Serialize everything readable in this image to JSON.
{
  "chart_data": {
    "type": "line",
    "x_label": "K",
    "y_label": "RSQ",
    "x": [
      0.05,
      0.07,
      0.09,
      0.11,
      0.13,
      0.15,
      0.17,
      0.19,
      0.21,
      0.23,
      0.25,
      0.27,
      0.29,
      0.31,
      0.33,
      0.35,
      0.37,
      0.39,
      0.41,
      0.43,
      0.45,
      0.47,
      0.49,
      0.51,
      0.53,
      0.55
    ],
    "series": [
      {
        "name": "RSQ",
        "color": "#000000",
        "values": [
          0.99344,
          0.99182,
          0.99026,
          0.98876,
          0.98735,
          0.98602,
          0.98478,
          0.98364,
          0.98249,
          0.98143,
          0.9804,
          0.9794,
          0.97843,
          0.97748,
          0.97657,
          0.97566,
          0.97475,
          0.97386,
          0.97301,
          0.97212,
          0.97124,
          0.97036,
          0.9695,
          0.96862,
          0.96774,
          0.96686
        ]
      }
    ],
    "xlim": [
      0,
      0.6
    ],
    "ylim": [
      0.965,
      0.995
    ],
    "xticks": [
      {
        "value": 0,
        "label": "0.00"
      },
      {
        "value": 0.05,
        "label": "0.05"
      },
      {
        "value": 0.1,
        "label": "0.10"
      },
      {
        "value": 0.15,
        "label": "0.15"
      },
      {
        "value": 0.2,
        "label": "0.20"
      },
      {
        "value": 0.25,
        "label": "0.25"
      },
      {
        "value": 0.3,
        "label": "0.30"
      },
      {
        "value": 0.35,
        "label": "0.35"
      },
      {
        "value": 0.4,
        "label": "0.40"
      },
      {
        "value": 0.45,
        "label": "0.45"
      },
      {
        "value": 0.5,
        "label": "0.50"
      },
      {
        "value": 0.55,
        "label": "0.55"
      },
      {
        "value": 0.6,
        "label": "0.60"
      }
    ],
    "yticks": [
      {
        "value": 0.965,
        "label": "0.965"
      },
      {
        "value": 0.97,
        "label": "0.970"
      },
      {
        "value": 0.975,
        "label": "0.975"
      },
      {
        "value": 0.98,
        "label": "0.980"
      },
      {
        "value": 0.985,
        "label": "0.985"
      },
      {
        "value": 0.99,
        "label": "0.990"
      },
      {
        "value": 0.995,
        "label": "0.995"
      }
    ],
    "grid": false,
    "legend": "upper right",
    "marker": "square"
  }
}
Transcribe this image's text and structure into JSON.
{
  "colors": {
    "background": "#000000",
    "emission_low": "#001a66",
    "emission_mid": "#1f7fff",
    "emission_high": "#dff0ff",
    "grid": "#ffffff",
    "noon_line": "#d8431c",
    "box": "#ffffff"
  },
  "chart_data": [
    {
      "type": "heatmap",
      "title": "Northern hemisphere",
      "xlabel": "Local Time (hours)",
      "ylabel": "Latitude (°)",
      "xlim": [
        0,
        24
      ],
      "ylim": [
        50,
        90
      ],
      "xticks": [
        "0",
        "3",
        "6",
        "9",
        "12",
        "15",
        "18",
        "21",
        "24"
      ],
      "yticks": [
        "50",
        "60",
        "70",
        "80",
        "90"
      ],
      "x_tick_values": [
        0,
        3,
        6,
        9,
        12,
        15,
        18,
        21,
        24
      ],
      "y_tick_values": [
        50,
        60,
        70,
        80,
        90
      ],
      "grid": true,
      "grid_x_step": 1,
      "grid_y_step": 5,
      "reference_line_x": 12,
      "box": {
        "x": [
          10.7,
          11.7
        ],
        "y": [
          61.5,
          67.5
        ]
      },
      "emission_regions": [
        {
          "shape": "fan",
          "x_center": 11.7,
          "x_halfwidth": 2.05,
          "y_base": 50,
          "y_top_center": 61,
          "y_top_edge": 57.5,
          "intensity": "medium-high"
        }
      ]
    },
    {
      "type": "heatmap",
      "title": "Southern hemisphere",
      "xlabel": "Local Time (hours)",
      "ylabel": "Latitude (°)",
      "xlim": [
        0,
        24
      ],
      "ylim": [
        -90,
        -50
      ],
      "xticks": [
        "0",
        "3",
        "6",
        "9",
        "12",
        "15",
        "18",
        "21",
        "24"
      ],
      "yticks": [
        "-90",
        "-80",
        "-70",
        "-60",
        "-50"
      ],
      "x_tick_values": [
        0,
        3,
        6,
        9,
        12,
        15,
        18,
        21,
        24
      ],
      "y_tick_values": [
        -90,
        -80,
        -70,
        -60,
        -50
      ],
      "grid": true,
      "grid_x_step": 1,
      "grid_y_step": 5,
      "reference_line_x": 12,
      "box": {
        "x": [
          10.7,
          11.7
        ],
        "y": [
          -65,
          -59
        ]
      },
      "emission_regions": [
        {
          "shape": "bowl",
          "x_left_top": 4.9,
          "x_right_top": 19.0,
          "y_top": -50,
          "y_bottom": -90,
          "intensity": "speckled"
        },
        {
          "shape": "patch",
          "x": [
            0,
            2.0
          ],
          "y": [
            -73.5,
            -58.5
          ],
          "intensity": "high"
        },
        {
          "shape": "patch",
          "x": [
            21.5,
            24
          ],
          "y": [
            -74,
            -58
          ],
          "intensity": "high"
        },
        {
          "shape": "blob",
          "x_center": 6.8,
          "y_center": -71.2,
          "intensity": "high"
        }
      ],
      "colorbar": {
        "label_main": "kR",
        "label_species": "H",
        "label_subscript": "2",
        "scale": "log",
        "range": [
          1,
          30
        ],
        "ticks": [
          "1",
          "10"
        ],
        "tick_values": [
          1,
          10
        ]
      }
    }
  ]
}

___

Task instructions -
All of the material must be reproduced exactly.

Worked solution -
Serialize everything readable in this image to JSON.
{
  "chart_data": {
    "type": "line",
    "x_label": "K",
    "y_label": "RSQ",
    "x": [
      0.05,
      0.07,
      0.09,
      0.11,
      0.13,
      0.15,
      0.17,
      0.19,
      0.21,
      0.23,
      0.25,
      0.27,
      0.29,
      0.31,
      0.33,
      0.35,
      0.37,
      0.39,
      0.41,
      0.43,
      0.45,
      0.47,
      0.49,
      0.51,
      0.53,
      0.55
    ],
    "series": [
      {
        "name": "RSQ",
        "color": "#000000",
        "values": [
          0.99344,
          0.99182,
          0.99026,
          0.98876,
          0.98735,
          0.98602,
          0.98478,
          0.98364,
          0.98249,
          0.98143,
          0.9804,
          0.9794,
          0.97843,
          0.97748,
          0.97657,
          0.97566,
          0.97475,
          0.97386,
          0.97301,
          0.97212,
          0.97124,
          0.97036,
          0.9695,
          0.96862,
          0.96774,
          0.96686
        ]
      }
    ],
    "xlim": [
      0,
      0.6
    ],
    "ylim": [
      0.965,
      0.995
    ],
    "xticks": [
      {
        "value": 0,
        "label": "0.00"
      },
      {
        "value": 0.05,
        "label": "0.05"
      },
      {
        "value": 0.1,
        "label": "0.10"
      },
      {
        "value": 0.15,
        "label": "0.15"
      },
      {
        "value": 0.2,
        "label": "0.20"
      },
      {
        "value": 0.25,
        "label": "0.25"
      },
      {
        "value": 0.3,
        "label": "0.30"
      },
      {
        "value": 0.35,
        "label": "0.35"
      },
      {
        "value": 0.4,
        "label": "0.40"
      },
      {
        "value": 0.45,
        "label": "0.45"
      },
      {
        "value": 0.5,
        "label": "0.50"
      },
      {
        "value": 0.55,
        "label": "0.55"
      },
      {
        "value": 0.6,
        "label": "0.60"
      }
    ],
    "yticks": [
      {
        "value": 0.965,
        "label": "0.965"
      },
      {
        "value": 0.97,
        "label": "0.970"
      },
      {
        "value": 0.975,
        "label": "0.975"
      },
      {
        "value": 0.98,
        "label": "0.980"
      },
      {
        "value": 0.985,
        "label": "0.985"
      },
      {
        "value": 0.99,
        "label": "0.990"
      },
      {
        "value": 0.995,
        "label": "0.995"
      }
    ],
    "grid": false,
    "legend": "upper right",
    "marker": "square"
  }
}
Transcribe this image's text and structure into JSON.
{
  "colors": {
    "background": "#000000",
    "emission_low": "#001a66",
    "emission_mid": "#1f7fff",
    "emission_high": "#dff0ff",
    "grid": "#ffffff",
    "noon_line": "#d8431c",
    "box": "#ffffff"
  },
  "chart_data": [
    {
      "type": "heatmap",
      "title": "Northern hemisphere",
      "xlabel": "Local Time (hours)",
      "ylabel": "Latitude (°)",
      "xlim": [
        0,
        24
      ],
      "ylim": [
        50,
        90
      ],
      "xticks": [
        "0",
        "3",
        "6",
        "9",
        "12",
        "15",
        "18",
        "21",
        "24"
      ],
      "yticks": [
        "50",
        "60",
        "70",
        "80",
        "90"
      ],
      "x_tick_values": [
        0,
        3,
        6,
        9,
        12,
        15,
        18,
        21,
        24
      ],
      "y_tick_values": [
        50,
        60,
        70,
        80,
        90
      ],
      "grid": true,
      "grid_x_step": 1,
      "grid_y_step": 5,
      "reference_line_x": 12,
      "box": {
        "x": [
          10.7,
          11.7
        ],
        "y": [
          61.5,
          67.5
        ]
      },
      "emission_regions": [
        {
          "shape": "fan",
          "x_center": 11.7,
          "x_halfwidth": 2.05,
          "y_base": 50,
          "y_top_center": 61,
          "y_top_edge": 57.5,
          "intensity": "medium-high"
        }
      ]
    },
    {
      "type": "heatmap",
      "title": "Southern hemisphere",
      "xlabel": "Local Time (hours)",
      "ylabel": "Latitude (°)",
      "xlim": [
        0,
        24
      ],
      "ylim": [
        -90,
        -50
      ],
      "xticks": [
        "0",
        "3",
        "6",
        "9",
        "12",
        "15",
        "18",
        "21",
        "24"
      ],
      "yticks": [
        "-90",
        "-80",
        "-70",
        "-60",
        "-50"
      ],
      "x_tick_values": [
        0,
        3,
        6,
        9,
        12,
        15,
        18,
        21,
        24
      ],
      "y_tick_values": [
        -90,
        -80,
        -70,
        -60,
        -50
      ],
      "grid": true,
      "grid_x_step": 1,
      "grid_y_step": 5,
      "reference_line_x": 12,
      "box": {
        "x": [
          10.7,
          11.7
        ],
        "y": [
          -65,
          -59
        ]
      },
      "emission_regions": [
        {
          "shape": "bowl",
          "x_left_top": 4.9,
          "x_right_top": 19.0,
          "y_top": -50,
          "y_bottom": -90,
          "intensity": "speckled"
        },
        {
          "shape": "patch",
          "x": [
            0,
            2.0
          ],
          "y": [
            -73.5,
            -58.5
          ],
          "intensity": "high"
        },
        {
          "shape": "patch",
          "x": [
            21.5,
            24
          ],
          "y": [
            -74,
            -58
          ],
          "intensity": "high"
        },
        {
          "shape": "blob",
          "x_center": 6.8,
          "y_center": -71.2,
          "intensity": "high"
        }
      ],
      "colorbar": {
        "label_main": "kR",
        "label_species": "H",
        "label_subscript": "2",
        "scale": "log",
        "range": [
          1,
          30
        ],
        "ticks": [
          "1",
          "10"
        ],
        "tick_values": [
          1,
          10
        ]
      }
    }
  ]
}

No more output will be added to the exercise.